>> start Data excerpts
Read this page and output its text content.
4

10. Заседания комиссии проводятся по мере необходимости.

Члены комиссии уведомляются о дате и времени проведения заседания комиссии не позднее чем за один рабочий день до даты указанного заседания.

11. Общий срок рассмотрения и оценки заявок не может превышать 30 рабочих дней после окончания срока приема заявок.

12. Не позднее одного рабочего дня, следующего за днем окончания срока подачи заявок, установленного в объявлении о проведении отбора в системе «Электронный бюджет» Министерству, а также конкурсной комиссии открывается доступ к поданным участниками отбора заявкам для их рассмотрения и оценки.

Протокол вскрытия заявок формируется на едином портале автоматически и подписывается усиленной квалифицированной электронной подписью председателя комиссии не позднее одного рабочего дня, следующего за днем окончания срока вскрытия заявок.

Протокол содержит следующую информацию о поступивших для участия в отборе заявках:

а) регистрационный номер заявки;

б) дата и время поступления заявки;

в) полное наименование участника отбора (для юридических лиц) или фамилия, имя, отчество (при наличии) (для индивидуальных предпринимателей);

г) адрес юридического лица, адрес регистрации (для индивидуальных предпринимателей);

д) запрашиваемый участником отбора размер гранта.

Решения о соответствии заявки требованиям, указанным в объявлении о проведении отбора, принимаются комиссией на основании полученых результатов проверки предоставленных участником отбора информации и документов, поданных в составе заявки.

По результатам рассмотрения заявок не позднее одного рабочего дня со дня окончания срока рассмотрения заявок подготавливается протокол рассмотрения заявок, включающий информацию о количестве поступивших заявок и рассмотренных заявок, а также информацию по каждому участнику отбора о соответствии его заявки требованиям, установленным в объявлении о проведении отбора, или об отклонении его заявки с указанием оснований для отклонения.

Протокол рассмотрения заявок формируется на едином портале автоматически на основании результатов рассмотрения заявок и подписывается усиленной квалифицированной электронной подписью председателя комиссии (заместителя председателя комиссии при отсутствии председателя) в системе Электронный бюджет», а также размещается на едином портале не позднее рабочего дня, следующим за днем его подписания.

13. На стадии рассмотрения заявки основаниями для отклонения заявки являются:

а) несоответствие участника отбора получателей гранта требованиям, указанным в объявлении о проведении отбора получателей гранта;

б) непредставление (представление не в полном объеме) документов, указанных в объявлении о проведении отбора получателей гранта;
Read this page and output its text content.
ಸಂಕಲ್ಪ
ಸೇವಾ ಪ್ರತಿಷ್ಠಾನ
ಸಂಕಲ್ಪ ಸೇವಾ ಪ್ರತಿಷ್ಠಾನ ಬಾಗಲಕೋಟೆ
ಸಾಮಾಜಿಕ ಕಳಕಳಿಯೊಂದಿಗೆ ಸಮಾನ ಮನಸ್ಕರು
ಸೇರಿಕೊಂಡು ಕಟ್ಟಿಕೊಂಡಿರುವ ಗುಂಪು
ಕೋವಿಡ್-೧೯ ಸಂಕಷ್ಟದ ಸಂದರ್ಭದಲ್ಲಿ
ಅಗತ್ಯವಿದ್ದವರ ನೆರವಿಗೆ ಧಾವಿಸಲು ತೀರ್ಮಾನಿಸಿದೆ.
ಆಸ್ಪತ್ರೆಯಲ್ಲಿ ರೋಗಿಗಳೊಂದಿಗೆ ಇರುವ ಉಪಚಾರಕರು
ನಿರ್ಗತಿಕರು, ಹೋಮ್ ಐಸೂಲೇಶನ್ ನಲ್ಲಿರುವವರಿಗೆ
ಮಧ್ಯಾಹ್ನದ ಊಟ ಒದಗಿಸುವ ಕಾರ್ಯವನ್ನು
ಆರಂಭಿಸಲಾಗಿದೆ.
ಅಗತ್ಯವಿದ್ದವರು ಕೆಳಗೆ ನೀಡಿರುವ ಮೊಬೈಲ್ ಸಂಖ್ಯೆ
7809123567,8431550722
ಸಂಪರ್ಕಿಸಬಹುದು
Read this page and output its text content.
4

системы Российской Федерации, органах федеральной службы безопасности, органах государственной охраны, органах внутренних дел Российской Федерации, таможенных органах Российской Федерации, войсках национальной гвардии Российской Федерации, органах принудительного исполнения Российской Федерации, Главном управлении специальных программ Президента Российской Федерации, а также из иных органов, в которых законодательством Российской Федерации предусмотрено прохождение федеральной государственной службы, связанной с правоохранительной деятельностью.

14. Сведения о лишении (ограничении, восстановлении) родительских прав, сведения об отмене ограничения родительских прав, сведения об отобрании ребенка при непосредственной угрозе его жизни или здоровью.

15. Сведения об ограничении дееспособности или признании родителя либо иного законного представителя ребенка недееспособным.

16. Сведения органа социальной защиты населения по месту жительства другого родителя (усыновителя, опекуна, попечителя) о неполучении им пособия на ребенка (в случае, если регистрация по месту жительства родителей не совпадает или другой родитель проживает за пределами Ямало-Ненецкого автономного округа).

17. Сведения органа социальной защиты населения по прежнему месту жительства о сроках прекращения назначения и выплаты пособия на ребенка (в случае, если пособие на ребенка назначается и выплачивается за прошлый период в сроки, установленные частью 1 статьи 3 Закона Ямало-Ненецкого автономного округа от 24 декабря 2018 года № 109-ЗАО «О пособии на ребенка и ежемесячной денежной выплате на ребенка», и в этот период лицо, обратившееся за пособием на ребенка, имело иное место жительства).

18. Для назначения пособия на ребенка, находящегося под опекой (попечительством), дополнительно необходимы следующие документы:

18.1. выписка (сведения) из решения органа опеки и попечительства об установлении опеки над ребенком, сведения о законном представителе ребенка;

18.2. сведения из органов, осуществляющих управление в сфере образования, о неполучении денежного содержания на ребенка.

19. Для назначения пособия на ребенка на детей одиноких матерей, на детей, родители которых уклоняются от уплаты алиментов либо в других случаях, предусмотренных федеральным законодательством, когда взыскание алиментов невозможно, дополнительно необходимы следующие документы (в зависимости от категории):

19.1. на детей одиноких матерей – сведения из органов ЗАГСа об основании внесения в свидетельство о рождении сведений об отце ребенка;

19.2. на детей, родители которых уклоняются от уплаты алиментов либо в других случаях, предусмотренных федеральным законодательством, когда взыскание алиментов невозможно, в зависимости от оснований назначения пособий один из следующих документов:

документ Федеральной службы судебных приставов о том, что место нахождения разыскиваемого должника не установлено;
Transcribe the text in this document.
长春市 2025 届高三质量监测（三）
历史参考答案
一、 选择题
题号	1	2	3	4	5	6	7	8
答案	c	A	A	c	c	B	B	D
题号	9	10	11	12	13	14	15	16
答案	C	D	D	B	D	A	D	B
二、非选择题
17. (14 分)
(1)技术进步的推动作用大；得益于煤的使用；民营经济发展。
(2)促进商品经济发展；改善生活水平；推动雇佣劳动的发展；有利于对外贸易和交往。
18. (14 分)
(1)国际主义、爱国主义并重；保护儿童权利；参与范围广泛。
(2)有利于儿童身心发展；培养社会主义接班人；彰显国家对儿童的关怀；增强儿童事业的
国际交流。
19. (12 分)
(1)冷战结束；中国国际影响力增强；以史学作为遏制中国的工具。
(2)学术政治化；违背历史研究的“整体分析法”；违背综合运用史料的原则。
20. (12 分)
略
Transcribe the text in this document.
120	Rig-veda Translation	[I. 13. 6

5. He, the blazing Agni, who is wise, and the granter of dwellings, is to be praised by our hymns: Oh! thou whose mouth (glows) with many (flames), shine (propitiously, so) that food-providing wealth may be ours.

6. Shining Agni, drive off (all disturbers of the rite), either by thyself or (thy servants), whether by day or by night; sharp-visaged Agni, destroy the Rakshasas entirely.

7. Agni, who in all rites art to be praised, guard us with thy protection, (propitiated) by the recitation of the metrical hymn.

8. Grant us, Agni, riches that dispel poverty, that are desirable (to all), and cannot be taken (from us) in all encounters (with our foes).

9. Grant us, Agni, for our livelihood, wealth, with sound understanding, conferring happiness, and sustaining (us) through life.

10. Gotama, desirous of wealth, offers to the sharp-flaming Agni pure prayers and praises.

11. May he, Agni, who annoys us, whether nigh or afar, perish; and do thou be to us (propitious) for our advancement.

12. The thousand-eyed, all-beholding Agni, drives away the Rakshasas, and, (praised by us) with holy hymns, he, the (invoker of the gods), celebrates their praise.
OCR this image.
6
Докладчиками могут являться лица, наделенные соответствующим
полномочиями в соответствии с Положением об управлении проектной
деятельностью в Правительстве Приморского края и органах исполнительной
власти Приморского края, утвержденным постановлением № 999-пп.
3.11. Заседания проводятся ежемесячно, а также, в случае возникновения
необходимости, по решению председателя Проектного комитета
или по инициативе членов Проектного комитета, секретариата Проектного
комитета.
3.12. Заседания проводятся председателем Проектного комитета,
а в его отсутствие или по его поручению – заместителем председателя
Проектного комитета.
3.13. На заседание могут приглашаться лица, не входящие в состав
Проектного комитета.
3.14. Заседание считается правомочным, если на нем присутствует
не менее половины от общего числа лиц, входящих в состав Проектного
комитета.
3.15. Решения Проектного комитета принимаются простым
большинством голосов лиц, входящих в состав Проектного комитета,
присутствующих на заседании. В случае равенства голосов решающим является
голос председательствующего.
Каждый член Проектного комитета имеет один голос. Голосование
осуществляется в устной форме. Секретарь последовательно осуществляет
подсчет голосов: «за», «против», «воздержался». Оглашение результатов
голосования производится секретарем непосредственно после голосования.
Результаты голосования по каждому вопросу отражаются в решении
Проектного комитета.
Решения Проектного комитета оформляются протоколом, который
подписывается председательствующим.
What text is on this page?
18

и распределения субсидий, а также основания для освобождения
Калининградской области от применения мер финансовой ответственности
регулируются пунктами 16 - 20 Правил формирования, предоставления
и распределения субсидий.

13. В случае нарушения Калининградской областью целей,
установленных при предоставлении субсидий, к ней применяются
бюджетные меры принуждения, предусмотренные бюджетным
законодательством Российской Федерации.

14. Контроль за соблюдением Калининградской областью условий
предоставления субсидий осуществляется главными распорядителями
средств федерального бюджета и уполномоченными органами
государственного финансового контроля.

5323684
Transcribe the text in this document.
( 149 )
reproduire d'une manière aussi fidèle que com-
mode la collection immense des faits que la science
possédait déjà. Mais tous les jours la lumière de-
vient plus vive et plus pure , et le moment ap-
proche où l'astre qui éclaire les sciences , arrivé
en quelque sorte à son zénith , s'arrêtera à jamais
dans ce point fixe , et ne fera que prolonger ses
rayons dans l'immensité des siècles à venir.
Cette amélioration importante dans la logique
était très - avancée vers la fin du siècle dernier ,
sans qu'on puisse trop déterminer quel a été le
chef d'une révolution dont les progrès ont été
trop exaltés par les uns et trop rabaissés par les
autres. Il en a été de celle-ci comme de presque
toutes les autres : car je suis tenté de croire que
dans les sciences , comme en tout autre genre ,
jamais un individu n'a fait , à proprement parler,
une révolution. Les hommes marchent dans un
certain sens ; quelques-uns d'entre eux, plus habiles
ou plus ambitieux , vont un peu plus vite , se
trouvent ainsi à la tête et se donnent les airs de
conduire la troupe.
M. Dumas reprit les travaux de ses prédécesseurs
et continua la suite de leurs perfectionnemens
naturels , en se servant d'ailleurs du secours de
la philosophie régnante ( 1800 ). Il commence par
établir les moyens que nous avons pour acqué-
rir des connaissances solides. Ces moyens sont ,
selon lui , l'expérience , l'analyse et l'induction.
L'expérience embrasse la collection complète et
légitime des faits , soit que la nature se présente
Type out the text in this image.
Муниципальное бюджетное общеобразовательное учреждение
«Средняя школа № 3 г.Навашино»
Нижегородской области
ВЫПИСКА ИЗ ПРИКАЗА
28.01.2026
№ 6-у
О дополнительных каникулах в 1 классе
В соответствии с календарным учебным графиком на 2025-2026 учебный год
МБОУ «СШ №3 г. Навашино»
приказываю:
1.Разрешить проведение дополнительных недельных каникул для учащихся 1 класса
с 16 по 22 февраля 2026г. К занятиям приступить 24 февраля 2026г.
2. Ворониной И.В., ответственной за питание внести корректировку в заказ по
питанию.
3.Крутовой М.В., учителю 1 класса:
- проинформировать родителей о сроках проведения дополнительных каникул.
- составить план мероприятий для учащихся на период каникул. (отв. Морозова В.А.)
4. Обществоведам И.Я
>> end Data excerpts
Written problem.
Using the listing, copy every line where the word "портале" shows up.

Solution.
Протокол вскрытия заявок формируется на едином портале автоматически и подписывается усиленной квалифицированной электронной подписью председателя комиссии не позднее одного рабочего дня, следующего за днем окончания срока вскрытия заявок.
Протокол рассмотрения заявок формируется на едином портале автоматически на основании результатов рассмотрения заявок и подписывается усиленной квалифицированной электронной подписью председателя комиссии (заместителя председателя комиссии при отсутствии председателя) в системе Электронный бюджет», а также размещается на едином портале не позднее рабочего дня, следующим за днем его подписания.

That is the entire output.